Given task ▸ Rewrite each of the items below, substituting "bounding box" for every occurrence of "bbox" and leaving everything else unchanged. Omit the pictures from your answer.

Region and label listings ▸
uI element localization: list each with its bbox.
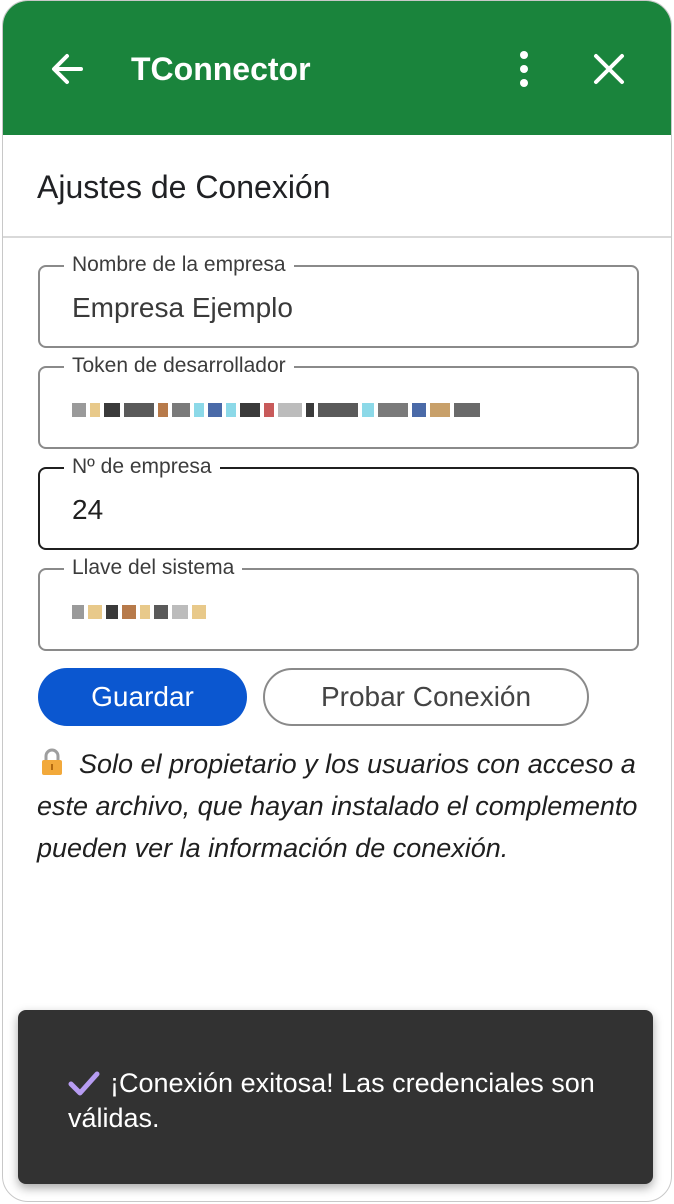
system-key-field[interactable]: Llave del sistema <box>38 555 639 651</box>
developer-token-field[interactable]: Token de desarrollador <box>38 353 639 449</box>
toast-text: ¡Conexión exitosa! Las credenciales son … <box>68 1068 595 1133</box>
test-connection-button[interactable]: Probar Conexión <box>263 668 589 726</box>
company-number-field[interactable]: Nº de empresa 24 <box>38 454 639 550</box>
company-name-label: Nombre de la empresa <box>64 252 294 278</box>
privacy-notice: Solo el propietario y los usuarios con a… <box>37 743 649 869</box>
section-title: Ajustes de Conexión <box>37 169 331 205</box>
developer-token-label: Token de desarrollador <box>64 353 294 379</box>
app-title: TConnector <box>131 51 311 87</box>
lock-icon <box>42 748 62 775</box>
arrow-left-icon <box>52 54 83 84</box>
company-number-value: 24 <box>72 494 104 525</box>
back-button[interactable] <box>39 41 95 97</box>
success-toast: ¡Conexión exitosa! Las credenciales son … <box>18 1010 653 1184</box>
developer-token-redacted <box>72 396 480 424</box>
more-vertical-icon <box>520 51 528 87</box>
toast-message: ¡Conexión exitosa! Las credenciales son … <box>68 1066 628 1136</box>
privacy-notice-text: Solo el propietario y los usuarios con a… <box>37 749 638 863</box>
close-icon <box>594 54 624 84</box>
system-key-label: Llave del sistema <box>64 555 243 581</box>
company-name-field[interactable]: Nombre de la empresa Empresa Ejemplo <box>38 252 639 348</box>
company-number-label: Nº de empresa <box>64 454 220 480</box>
company-name-value: Empresa Ejemplo <box>72 292 293 323</box>
save-button[interactable]: Guardar <box>38 668 247 726</box>
section-divider <box>3 236 671 238</box>
check-icon <box>68 1071 100 1096</box>
app-header: TConnector <box>3 1 671 135</box>
more-options-button[interactable] <box>499 41 549 97</box>
close-button[interactable] <box>581 41 637 97</box>
system-key-redacted <box>72 598 206 626</box>
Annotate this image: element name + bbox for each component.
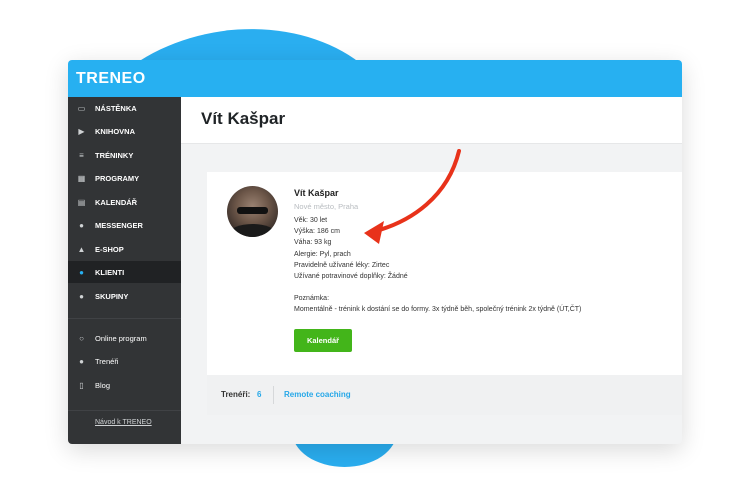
- grid-icon: ▦: [77, 173, 86, 183]
- sidebar-item-label: Online program: [95, 333, 147, 343]
- sidebar-item-label: E-SHOP: [95, 244, 124, 254]
- client-supplements: Užívané potravinové doplňky: Žádné: [294, 273, 408, 280]
- app-window: TRENEO ▭ NÁSTĚNKA ▶ KNIHOVNA ≡ TRÉNINKY …: [68, 60, 682, 444]
- graduation-cap-icon: ▲: [77, 244, 86, 254]
- trainers-count-link[interactable]: 6: [257, 390, 261, 399]
- sidebar-item-messenger[interactable]: ● MESSENGER: [68, 214, 181, 236]
- users-icon: ●: [79, 356, 84, 366]
- sidebar-item-kalendar[interactable]: ▤ KALENDÁŘ: [68, 191, 181, 213]
- client-card: Vít Kašpar Nové město, Praha Věk: 30 let…: [207, 172, 682, 375]
- note-text: Momentálně - trénink k dostání se do for…: [294, 306, 582, 313]
- card-footer: Trenéři: 6 Remote coaching: [207, 375, 682, 415]
- sidebar-item-label: NÁSTĚNKA: [95, 103, 137, 113]
- sidebar-item-treninky[interactable]: ≡ TRÉNINKY: [68, 144, 181, 166]
- client-age: Věk: 30 let: [294, 217, 328, 224]
- sidebar-item-label: TRÉNINKY: [95, 150, 134, 160]
- sidebar-item-blog[interactable]: ▯ Blog: [68, 374, 181, 396]
- calendar-icon: ▤: [77, 197, 86, 207]
- sidebar-item-label: SKUPINY: [95, 291, 129, 301]
- sidebar-item-label: MESSENGER: [95, 220, 143, 230]
- sidebar-item-label: KALENDÁŘ: [95, 197, 138, 207]
- calendar-button[interactable]: Kalendář: [294, 329, 352, 352]
- sidebar-item-knihovna[interactable]: ▶ KNIHOVNA: [68, 120, 181, 142]
- page-header: Vít Kašpar: [181, 97, 682, 144]
- sidebar-item-eshop[interactable]: ▲ E-SHOP: [68, 238, 181, 260]
- treneo-logo[interactable]: TRENEO: [76, 70, 146, 88]
- user-icon: ●: [79, 267, 84, 277]
- client-height: Výška: 186 cm: [294, 228, 340, 235]
- sidebar-item-online-program[interactable]: ○ Online program: [68, 327, 181, 349]
- sidebar-item-programy[interactable]: ▦ PROGRAMY: [68, 167, 181, 189]
- sidebar-item-nastenka[interactable]: ▭ NÁSTĚNKA: [68, 97, 181, 119]
- note-label: Poznámka:: [294, 295, 330, 302]
- sidebar-divider: [68, 410, 181, 411]
- users-icon: ●: [79, 291, 84, 301]
- page-title: Vít Kašpar: [201, 109, 286, 128]
- sidebar-item-klienti[interactable]: ● KLIENTI: [68, 261, 181, 283]
- guide-link[interactable]: Návod k TRENEO: [95, 419, 152, 426]
- main-content: Vít Kašpar Vít Kašpar Nové město, Praha …: [181, 97, 682, 444]
- trainers-label: Trenéři:: [221, 390, 251, 399]
- play-circle-icon: ▶: [78, 126, 85, 136]
- avatar-shirt: [229, 224, 276, 237]
- dashboard-icon: ▭: [77, 103, 86, 113]
- client-weight: Váha: 93 kg: [294, 239, 332, 246]
- sidebar-item-label: Blog: [95, 380, 111, 390]
- top-bar: TRENEO: [68, 60, 682, 97]
- remote-coaching-link[interactable]: Remote coaching: [284, 390, 351, 399]
- client-medication: Pravidelně užívané léky: Zirtec: [294, 262, 390, 269]
- book-icon: ▯: [79, 380, 84, 390]
- sidebar-item-label: Trenéři: [95, 356, 119, 366]
- sidebar-item-skupiny[interactable]: ● SKUPINY: [68, 285, 181, 307]
- chat-icon: ●: [79, 220, 84, 230]
- client-name: Vít Kašpar: [294, 188, 339, 198]
- list-icon: ≡: [79, 150, 84, 160]
- sidebar-divider: [68, 318, 181, 319]
- sidebar: ▭ NÁSTĚNKA ▶ KNIHOVNA ≡ TRÉNINKY ▦ PROGR…: [68, 97, 181, 444]
- footer-divider: [273, 386, 274, 404]
- avatar: [227, 186, 278, 237]
- client-location: Nové město, Praha: [294, 202, 359, 211]
- sidebar-item-treneri[interactable]: ● Trenéři: [68, 350, 181, 372]
- circle-icon: ○: [79, 333, 84, 343]
- sidebar-item-label: KLIENTI: [95, 267, 125, 277]
- client-allergies: Alergie: Pyl, prach: [294, 251, 351, 258]
- avatar-glasses: [237, 207, 268, 214]
- sidebar-item-label: PROGRAMY: [95, 173, 140, 183]
- sidebar-item-label: KNIHOVNA: [95, 126, 136, 136]
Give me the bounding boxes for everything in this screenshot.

Response to this task ▸
uI element localization: list each with its bounding box.
system-key-field[interactable]: Llave del sistema <box>38 555 639 651</box>
developer-token-field[interactable]: Token de desarrollador <box>38 353 639 449</box>
toast-text: ¡Conexión exitosa! Las credenciales son … <box>68 1068 595 1133</box>
test-connection-button[interactable]: Probar Conexión <box>263 668 589 726</box>
company-number-field[interactable]: Nº de empresa 24 <box>38 454 639 550</box>
company-name-label: Nombre de la empresa <box>64 252 294 278</box>
privacy-notice: Solo el propietario y los usuarios con a… <box>37 743 649 869</box>
section-title: Ajustes de Conexión <box>37 169 331 205</box>
developer-token-label: Token de desarrollador <box>64 353 294 379</box>
app-title: TConnector <box>131 51 311 87</box>
lock-icon <box>42 748 62 775</box>
arrow-left-icon <box>52 54 83 84</box>
company-number-value: 24 <box>72 494 104 525</box>
back-button[interactable] <box>39 41 95 97</box>
success-toast: ¡Conexión exitosa! Las credenciales son … <box>18 1010 653 1184</box>
developer-token-redacted <box>72 396 480 424</box>
more-vertical-icon <box>520 51 528 87</box>
toast-message: ¡Conexión exitosa! Las credenciales son … <box>68 1066 628 1136</box>
privacy-notice-text: Solo el propietario y los usuarios con a… <box>37 749 638 863</box>
close-icon <box>594 54 624 84</box>
system-key-label: Llave del sistema <box>64 555 243 581</box>
company-name-field[interactable]: Nombre de la empresa Empresa Ejemplo <box>38 252 639 348</box>
company-number-label: Nº de empresa <box>64 454 220 480</box>
company-name-value: Empresa Ejemplo <box>72 292 293 323</box>
save-button[interactable]: Guardar <box>38 668 247 726</box>
section-divider <box>3 236 671 238</box>
check-icon <box>68 1071 100 1096</box>
app-header: TConnector <box>3 1 671 135</box>
more-options-button[interactable] <box>499 41 549 97</box>
close-button[interactable] <box>581 41 637 97</box>
system-key-redacted <box>72 598 206 626</box>
Annotate this image: element name + bounding box for each component.
- grid-icon: ▦: [77, 173, 86, 183]
- sidebar-item-label: Online program: [95, 333, 147, 343]
- sidebar-item-label: E-SHOP: [95, 244, 124, 254]
- client-supplements: Užívané potravinové doplňky: Žádné: [294, 273, 408, 280]
- app-window: TRENEO ▭ NÁSTĚNKA ▶ KNIHOVNA ≡ TRÉNINKY …: [68, 60, 682, 444]
- graduation-cap-icon: ▲: [77, 244, 86, 254]
- trainers-count-link[interactable]: 6: [257, 390, 261, 399]
- sidebar-item-messenger[interactable]: ● MESSENGER: [68, 214, 181, 236]
- users-icon: ●: [79, 356, 84, 366]
- sidebar-item-kalendar[interactable]: ▤ KALENDÁŘ: [68, 191, 181, 213]
- client-card: Vít Kašpar Nové město, Praha Věk: 30 let…: [207, 172, 682, 375]
- note-text: Momentálně - trénink k dostání se do for…: [294, 306, 582, 313]
- card-footer: Trenéři: 6 Remote coaching: [207, 375, 682, 415]
- sidebar-item-label: NÁSTĚNKA: [95, 103, 137, 113]
- sidebar-item-treninky[interactable]: ≡ TRÉNINKY: [68, 144, 181, 166]
- client-age: Věk: 30 let: [294, 217, 328, 224]
- sidebar-item-label: TRÉNINKY: [95, 150, 134, 160]
- sidebar-item-blog[interactable]: ▯ Blog: [68, 374, 181, 396]
- calendar-icon: ▤: [77, 197, 86, 207]
- sidebar-item-label: SKUPINY: [95, 291, 129, 301]
- sidebar-item-label: MESSENGER: [95, 220, 143, 230]
- sidebar-item-label: KALENDÁŘ: [95, 197, 138, 207]
- calendar-button[interactable]: Kalendář: [294, 329, 352, 352]
- sidebar-item-knihovna[interactable]: ▶ KNIHOVNA: [68, 120, 181, 142]
- page-header: Vít Kašpar: [181, 97, 682, 144]
- sidebar-item-eshop[interactable]: ▲ E-SHOP: [68, 238, 181, 260]
- treneo-logo[interactable]: TRENEO: [76, 70, 146, 88]
- user-icon: ●: [79, 267, 84, 277]
- client-height: Výška: 186 cm: [294, 228, 340, 235]
- sidebar-item-online-program[interactable]: ○ Online program: [68, 327, 181, 349]
- sidebar-item-programy[interactable]: ▦ PROGRAMY: [68, 167, 181, 189]
- sidebar-item-nastenka[interactable]: ▭ NÁSTĚNKA: [68, 97, 181, 119]
- note-label: Poznámka:: [294, 295, 330, 302]
- sidebar-divider: [68, 410, 181, 411]
- users-icon: ●: [79, 291, 84, 301]
- page-title: Vít Kašpar: [201, 109, 286, 128]
- sidebar-item-klienti[interactable]: ● KLIENTI: [68, 261, 181, 283]
- guide-link[interactable]: Návod k TRENEO: [95, 419, 152, 426]
- main-content: Vít Kašpar Vít Kašpar Nové město, Praha …: [181, 97, 682, 444]
- trainers-label: Trenéři:: [221, 390, 251, 399]
- play-circle-icon: ▶: [78, 126, 85, 136]
- avatar-shirt: [229, 224, 276, 237]
- dashboard-icon: ▭: [77, 103, 86, 113]
- client-weight: Váha: 93 kg: [294, 239, 332, 246]
- sidebar-item-label: Blog: [95, 380, 111, 390]
- top-bar: TRENEO: [68, 60, 682, 97]
- remote-coaching-link[interactable]: Remote coaching: [284, 390, 351, 399]
- client-medication: Pravidelně užívané léky: Zirtec: [294, 262, 390, 269]
- book-icon: ▯: [79, 380, 84, 390]
- sidebar-item-label: Trenéři: [95, 356, 119, 366]
- sidebar-item-skupiny[interactable]: ● SKUPINY: [68, 285, 181, 307]
- chat-icon: ●: [79, 220, 84, 230]
- client-name: Vít Kašpar: [294, 188, 339, 198]
- list-icon: ≡: [79, 150, 84, 160]
- sidebar-divider: [68, 318, 181, 319]
- sidebar: ▭ NÁSTĚNKA ▶ KNIHOVNA ≡ TRÉNINKY ▦ PROGR…: [68, 97, 181, 444]
- footer-divider: [273, 386, 274, 404]
- avatar: [227, 186, 278, 237]
- client-location: Nové město, Praha: [294, 202, 359, 211]
- sidebar-item-treneri[interactable]: ● Trenéři: [68, 350, 181, 372]
- circle-icon: ○: [79, 333, 84, 343]
- sidebar-item-label: KLIENTI: [95, 267, 125, 277]
- client-allergies: Alergie: Pyl, prach: [294, 251, 351, 258]
- avatar-glasses: [237, 207, 268, 214]
- sidebar-item-label: PROGRAMY: [95, 173, 140, 183]
- sidebar-item-label: KNIHOVNA: [95, 126, 136, 136]
Give me the bounding boxes for everything in this screenshot.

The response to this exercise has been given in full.